Start

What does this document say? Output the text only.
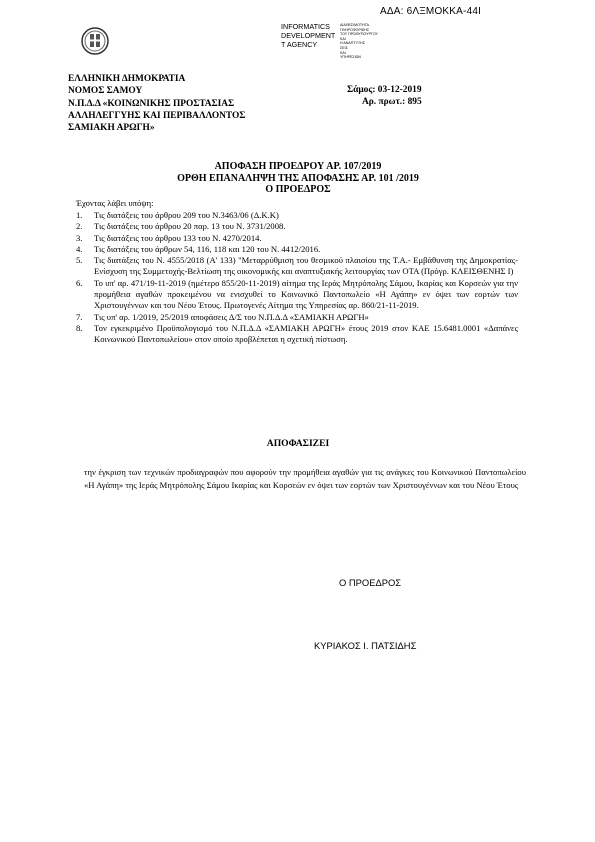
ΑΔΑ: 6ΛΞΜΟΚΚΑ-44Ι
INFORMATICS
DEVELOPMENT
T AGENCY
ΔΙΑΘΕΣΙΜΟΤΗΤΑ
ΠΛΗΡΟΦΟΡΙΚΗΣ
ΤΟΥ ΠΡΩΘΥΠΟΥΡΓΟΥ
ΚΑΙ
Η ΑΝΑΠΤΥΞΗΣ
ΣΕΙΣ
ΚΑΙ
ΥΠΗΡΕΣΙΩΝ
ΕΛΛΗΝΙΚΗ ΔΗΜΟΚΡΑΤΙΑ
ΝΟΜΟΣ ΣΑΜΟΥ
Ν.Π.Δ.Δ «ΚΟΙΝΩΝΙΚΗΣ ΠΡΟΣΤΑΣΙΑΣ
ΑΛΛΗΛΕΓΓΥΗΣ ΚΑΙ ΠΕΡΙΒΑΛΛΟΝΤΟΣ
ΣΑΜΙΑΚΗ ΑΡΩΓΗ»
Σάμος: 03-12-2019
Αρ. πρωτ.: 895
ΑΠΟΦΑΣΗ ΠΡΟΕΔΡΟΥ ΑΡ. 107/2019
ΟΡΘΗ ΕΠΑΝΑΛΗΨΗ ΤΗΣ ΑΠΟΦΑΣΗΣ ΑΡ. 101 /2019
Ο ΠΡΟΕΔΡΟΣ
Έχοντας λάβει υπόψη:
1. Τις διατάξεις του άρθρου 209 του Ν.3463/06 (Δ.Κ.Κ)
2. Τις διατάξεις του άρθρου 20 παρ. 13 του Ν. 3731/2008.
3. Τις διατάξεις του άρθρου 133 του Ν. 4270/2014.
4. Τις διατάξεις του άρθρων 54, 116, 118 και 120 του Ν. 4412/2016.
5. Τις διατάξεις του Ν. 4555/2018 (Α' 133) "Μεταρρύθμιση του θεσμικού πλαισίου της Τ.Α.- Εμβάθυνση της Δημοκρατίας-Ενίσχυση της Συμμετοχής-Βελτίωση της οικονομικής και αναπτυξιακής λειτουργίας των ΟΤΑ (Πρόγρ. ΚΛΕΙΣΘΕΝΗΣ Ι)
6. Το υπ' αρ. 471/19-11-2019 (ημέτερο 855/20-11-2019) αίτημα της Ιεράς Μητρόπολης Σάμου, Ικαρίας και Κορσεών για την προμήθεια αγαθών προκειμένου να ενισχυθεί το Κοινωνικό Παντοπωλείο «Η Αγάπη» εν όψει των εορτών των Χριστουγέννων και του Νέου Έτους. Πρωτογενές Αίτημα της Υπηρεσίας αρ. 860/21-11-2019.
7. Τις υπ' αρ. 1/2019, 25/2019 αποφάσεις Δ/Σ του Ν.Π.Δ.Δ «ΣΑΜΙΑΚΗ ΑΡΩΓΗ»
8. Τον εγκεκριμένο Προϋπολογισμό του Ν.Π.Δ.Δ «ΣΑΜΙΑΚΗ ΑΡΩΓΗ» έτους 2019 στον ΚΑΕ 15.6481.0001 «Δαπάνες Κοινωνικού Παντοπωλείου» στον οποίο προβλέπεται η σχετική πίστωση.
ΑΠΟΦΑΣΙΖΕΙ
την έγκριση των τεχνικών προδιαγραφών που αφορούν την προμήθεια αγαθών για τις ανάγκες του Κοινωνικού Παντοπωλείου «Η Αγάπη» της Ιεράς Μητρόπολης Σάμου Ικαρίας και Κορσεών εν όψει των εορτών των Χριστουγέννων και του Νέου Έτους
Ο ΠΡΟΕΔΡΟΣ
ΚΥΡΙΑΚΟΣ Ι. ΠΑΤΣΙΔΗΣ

End
Start

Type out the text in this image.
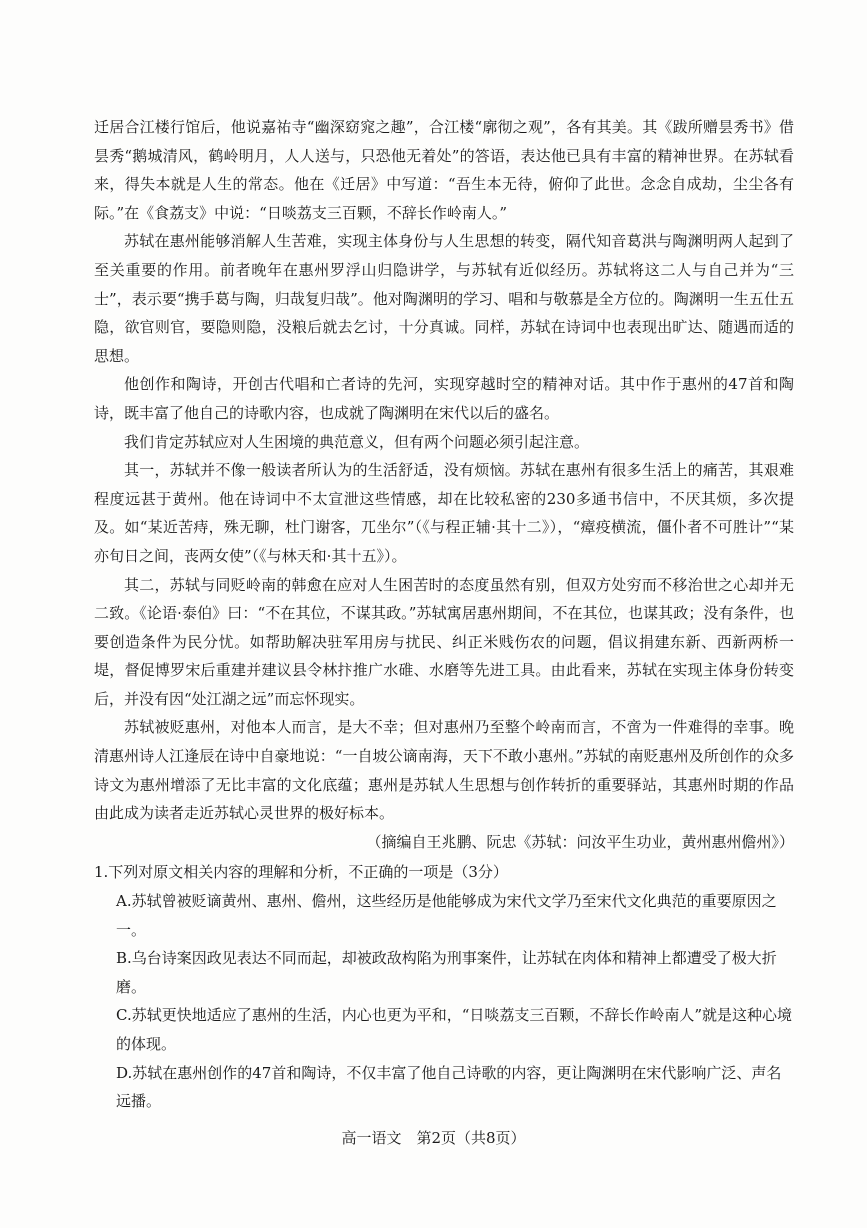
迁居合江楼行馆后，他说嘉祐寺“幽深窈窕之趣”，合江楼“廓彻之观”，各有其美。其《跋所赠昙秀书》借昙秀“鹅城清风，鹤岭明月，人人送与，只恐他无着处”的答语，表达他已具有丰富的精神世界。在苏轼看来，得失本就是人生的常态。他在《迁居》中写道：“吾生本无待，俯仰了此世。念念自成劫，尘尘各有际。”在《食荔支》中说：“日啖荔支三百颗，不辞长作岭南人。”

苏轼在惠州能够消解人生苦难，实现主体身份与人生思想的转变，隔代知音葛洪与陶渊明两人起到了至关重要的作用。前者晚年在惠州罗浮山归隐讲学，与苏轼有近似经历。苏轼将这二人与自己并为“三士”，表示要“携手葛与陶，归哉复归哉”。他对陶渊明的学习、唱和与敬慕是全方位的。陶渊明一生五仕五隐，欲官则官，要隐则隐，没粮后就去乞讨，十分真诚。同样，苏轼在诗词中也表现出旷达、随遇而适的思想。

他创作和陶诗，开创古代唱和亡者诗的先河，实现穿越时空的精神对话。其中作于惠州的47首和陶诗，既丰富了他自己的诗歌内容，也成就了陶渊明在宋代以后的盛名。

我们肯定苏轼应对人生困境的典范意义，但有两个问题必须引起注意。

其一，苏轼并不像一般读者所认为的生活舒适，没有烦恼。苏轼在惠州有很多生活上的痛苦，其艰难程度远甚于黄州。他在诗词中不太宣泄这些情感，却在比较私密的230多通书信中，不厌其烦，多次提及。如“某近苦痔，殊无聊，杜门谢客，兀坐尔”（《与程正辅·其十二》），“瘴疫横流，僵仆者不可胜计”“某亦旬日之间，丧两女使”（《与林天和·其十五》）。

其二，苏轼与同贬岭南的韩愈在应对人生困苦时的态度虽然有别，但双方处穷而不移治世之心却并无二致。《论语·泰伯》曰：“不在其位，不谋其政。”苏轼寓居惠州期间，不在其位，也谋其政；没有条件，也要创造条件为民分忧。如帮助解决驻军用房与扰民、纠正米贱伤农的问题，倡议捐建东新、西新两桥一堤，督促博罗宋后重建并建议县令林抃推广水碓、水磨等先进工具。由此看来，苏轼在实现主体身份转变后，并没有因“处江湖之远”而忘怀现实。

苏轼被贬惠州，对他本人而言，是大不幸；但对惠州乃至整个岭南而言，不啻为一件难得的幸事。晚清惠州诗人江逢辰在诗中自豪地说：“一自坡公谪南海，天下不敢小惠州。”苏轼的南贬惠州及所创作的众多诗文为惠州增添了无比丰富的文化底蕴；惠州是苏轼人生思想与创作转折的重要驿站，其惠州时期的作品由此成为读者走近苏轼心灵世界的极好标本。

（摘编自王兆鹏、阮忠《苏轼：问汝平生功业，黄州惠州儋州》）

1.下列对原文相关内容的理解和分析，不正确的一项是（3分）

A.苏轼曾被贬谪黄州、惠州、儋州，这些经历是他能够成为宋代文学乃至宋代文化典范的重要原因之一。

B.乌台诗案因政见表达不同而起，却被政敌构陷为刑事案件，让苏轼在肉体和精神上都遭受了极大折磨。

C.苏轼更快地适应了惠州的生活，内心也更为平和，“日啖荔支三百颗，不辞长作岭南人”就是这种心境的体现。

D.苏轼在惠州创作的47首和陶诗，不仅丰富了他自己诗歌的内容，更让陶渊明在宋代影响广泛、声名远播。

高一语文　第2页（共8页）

End

Look through the records above and report how many lines hold the word "ΣΑΜΙΑΚΗ", giving only the number.

3